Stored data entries
========
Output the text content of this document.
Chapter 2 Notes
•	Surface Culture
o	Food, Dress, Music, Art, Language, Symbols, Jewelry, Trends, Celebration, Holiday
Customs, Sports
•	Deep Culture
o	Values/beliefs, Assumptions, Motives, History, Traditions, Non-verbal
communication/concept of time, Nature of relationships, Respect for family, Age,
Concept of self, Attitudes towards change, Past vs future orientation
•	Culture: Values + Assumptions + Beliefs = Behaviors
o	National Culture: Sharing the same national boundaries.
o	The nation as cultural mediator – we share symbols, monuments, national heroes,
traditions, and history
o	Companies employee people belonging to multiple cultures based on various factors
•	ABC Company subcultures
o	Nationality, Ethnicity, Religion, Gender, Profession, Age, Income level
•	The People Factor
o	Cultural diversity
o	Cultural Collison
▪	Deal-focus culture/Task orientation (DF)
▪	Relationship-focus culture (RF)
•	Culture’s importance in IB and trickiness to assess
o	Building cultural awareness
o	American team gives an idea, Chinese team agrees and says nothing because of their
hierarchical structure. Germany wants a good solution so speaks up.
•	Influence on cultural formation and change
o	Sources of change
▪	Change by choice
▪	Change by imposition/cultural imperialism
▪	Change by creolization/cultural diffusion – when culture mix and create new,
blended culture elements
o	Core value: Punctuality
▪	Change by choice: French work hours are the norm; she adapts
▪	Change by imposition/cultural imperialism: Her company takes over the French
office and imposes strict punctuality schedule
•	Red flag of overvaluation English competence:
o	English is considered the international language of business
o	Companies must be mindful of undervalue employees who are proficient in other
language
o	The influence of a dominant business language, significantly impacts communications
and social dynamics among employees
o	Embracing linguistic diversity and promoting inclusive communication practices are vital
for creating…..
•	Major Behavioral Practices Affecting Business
========
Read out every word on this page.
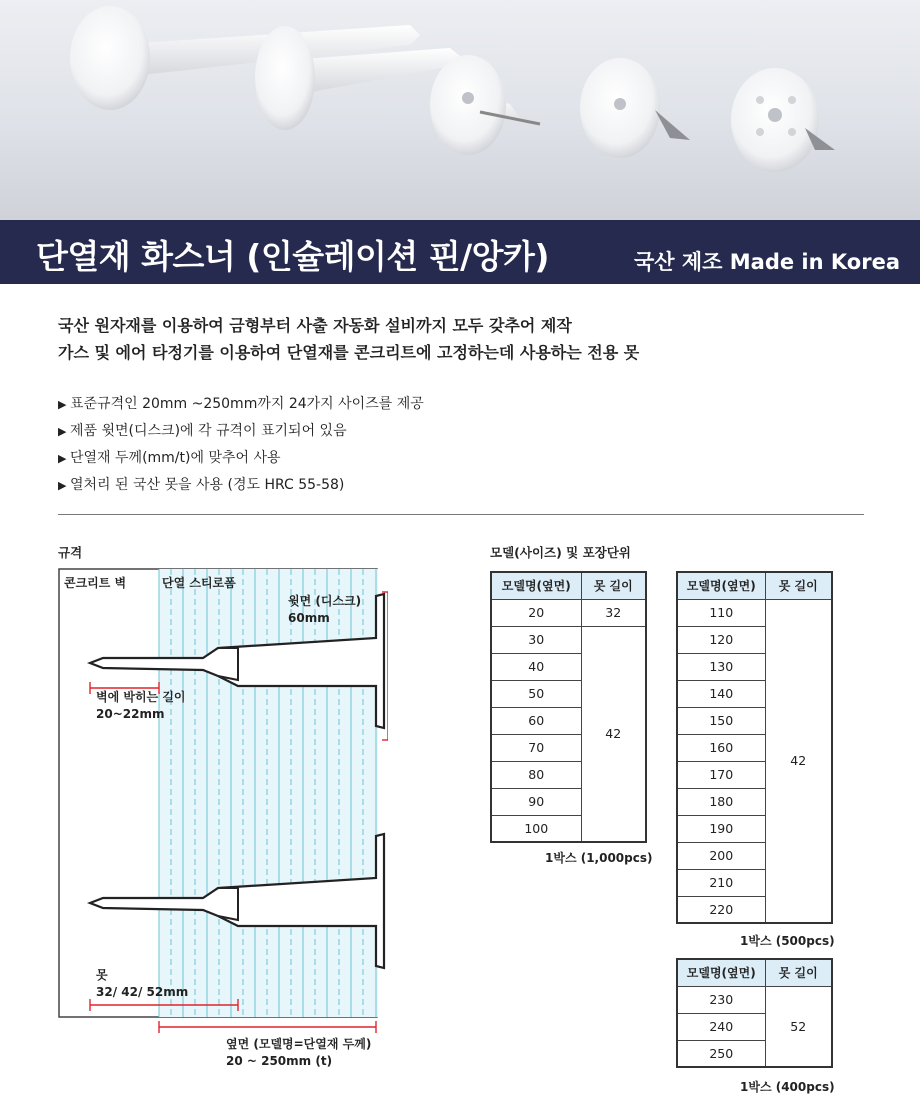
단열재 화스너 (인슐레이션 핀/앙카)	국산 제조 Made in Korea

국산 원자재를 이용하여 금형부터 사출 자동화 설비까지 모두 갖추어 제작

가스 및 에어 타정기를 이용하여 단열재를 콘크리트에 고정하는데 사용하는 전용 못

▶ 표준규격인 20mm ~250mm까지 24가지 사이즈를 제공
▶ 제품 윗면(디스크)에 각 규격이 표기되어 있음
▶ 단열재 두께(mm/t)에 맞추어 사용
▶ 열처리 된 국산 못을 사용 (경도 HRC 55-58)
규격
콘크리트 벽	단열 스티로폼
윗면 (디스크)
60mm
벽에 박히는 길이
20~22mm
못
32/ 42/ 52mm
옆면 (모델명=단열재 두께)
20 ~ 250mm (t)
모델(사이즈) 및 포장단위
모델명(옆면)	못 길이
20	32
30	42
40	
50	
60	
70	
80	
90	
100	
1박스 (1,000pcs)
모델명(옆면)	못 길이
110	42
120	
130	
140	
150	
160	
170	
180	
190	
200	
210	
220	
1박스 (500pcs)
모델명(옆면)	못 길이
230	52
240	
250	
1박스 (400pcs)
========
> CHALLENGE
Leave out every line without the string "Assumptions" and copy the rest.

> SOLUTION FOR THIS EXERCISE
o	Values/beliefs, Assumptions, Motives, History, Traditions, Non-verbal
•	Culture: Values + Assumptions + Beliefs = Behaviors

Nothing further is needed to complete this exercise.